Exercise requirements — Lines containing the word "data" are the ones to copy from the records below.

Task material —
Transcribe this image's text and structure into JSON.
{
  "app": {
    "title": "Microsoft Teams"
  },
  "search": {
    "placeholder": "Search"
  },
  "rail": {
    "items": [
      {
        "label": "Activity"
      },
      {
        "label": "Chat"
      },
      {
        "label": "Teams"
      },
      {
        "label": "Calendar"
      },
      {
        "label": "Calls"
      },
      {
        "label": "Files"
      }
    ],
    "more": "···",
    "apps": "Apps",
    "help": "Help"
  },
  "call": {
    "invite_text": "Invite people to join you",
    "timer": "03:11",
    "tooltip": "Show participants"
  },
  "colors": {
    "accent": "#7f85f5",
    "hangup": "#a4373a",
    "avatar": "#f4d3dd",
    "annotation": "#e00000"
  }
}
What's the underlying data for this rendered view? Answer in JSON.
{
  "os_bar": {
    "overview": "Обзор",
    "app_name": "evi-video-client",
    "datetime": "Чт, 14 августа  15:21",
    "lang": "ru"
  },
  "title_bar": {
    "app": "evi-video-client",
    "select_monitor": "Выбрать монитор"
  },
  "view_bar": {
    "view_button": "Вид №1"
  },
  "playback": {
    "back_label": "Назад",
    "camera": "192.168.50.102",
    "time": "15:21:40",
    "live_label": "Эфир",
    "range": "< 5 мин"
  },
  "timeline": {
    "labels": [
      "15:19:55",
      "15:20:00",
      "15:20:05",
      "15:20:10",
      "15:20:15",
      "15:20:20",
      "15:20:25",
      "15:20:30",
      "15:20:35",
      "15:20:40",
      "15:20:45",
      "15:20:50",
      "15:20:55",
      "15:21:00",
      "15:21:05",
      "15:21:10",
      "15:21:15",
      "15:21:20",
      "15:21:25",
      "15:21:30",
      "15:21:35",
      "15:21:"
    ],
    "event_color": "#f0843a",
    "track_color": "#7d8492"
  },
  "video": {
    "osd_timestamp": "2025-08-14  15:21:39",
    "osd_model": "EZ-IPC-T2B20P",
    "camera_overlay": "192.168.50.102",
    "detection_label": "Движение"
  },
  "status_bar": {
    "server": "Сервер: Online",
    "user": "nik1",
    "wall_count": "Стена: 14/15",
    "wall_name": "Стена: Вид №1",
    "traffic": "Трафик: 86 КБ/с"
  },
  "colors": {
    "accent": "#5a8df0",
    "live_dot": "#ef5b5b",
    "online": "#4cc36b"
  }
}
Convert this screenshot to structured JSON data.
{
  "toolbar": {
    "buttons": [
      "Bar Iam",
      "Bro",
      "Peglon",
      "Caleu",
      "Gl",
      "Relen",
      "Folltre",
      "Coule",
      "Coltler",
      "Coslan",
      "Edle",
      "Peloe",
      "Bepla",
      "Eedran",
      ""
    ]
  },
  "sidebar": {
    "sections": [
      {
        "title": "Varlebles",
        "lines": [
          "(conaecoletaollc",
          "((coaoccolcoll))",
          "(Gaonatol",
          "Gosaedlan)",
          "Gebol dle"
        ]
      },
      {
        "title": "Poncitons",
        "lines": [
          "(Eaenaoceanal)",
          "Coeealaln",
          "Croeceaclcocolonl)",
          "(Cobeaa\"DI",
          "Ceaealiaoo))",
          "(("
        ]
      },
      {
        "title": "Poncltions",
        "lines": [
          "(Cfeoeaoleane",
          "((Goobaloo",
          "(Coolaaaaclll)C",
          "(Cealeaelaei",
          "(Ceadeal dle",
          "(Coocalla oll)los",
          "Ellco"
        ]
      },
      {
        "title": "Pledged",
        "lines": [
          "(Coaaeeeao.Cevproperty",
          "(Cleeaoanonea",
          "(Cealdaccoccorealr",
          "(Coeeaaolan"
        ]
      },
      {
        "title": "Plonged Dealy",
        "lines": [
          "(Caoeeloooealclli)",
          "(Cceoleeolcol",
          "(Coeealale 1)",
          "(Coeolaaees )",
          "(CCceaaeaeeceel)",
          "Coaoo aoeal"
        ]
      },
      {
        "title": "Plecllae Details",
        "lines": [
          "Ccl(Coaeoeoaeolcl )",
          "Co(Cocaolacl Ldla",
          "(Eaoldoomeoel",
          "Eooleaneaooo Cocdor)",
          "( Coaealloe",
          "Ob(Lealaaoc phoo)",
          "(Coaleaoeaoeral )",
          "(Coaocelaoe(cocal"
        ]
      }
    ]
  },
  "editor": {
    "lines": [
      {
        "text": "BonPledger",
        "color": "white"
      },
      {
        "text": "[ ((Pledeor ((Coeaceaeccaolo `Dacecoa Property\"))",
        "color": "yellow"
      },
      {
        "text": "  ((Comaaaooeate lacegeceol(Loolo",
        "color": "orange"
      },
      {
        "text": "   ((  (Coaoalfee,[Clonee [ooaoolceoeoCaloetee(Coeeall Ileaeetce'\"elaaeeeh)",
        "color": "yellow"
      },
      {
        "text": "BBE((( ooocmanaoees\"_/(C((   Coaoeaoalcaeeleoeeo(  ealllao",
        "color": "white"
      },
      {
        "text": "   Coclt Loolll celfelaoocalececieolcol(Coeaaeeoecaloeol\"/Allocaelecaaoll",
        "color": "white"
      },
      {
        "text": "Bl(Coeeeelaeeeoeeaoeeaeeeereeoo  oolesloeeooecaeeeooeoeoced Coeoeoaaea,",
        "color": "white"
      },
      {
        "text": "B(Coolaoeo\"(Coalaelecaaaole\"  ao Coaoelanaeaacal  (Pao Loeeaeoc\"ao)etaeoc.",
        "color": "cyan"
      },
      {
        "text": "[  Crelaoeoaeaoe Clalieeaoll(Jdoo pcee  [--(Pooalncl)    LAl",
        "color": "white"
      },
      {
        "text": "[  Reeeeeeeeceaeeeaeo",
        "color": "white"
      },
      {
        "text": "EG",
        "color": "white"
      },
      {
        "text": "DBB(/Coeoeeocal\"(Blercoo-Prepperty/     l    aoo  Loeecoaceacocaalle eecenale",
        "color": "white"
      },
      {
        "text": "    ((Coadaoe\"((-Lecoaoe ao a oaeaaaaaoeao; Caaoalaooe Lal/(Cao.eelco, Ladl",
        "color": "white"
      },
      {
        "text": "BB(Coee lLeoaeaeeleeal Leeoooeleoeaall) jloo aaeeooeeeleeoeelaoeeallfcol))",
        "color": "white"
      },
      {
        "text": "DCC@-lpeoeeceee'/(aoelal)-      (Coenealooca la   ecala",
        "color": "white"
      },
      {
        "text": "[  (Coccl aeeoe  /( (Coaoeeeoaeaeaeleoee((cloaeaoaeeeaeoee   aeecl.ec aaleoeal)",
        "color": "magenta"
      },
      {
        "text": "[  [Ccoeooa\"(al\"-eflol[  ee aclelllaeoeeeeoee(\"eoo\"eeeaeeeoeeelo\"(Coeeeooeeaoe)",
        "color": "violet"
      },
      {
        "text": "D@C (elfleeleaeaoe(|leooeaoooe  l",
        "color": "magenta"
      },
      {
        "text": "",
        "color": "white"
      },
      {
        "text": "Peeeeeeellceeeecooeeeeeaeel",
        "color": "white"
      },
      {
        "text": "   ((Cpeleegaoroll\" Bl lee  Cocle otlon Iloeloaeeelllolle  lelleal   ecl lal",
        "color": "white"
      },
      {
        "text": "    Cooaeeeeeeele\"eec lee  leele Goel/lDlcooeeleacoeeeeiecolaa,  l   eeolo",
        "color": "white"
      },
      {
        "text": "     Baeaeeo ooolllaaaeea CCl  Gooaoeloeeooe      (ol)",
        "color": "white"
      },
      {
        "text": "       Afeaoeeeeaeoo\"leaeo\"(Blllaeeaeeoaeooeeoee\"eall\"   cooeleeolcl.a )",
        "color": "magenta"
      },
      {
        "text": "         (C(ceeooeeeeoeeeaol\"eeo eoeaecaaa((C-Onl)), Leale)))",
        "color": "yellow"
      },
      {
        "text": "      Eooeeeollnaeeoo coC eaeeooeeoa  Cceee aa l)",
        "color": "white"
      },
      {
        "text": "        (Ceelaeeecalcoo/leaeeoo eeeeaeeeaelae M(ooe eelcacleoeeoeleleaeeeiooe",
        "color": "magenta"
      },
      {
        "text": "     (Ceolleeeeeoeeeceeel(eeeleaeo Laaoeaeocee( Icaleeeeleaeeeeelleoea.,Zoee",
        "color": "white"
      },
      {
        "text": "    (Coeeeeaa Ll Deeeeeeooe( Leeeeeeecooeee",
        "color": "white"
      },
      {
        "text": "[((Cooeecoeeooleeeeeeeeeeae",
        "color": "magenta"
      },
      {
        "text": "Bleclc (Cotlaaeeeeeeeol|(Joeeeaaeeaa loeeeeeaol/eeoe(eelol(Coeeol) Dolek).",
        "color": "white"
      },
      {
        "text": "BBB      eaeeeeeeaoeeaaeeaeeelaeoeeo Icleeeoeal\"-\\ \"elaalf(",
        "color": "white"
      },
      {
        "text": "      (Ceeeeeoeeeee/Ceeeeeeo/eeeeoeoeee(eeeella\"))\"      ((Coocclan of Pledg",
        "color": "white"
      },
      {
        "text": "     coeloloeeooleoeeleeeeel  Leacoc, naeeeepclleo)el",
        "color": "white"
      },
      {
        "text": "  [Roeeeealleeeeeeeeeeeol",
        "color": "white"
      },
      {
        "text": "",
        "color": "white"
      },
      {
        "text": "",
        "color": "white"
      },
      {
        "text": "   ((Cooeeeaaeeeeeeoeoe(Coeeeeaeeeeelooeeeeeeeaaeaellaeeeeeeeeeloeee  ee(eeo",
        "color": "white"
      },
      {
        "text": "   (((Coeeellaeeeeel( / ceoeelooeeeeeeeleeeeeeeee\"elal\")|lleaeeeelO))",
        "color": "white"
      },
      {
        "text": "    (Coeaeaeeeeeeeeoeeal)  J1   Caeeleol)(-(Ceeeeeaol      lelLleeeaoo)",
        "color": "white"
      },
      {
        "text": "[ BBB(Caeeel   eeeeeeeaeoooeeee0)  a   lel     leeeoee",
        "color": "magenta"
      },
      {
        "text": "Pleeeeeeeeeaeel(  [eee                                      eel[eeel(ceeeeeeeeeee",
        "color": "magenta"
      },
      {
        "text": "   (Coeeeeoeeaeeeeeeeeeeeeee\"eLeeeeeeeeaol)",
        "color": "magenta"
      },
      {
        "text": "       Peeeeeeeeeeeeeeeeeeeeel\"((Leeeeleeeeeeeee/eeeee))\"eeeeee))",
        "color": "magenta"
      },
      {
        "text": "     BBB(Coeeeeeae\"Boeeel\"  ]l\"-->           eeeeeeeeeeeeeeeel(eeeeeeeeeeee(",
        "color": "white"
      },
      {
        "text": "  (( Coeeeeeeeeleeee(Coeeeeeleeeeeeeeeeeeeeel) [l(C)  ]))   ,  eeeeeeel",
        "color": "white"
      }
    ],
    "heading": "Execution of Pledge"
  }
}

The result —
What's the underlying data for this rendered view? Answer in JSON.
Convert this screenshot to structured JSON data.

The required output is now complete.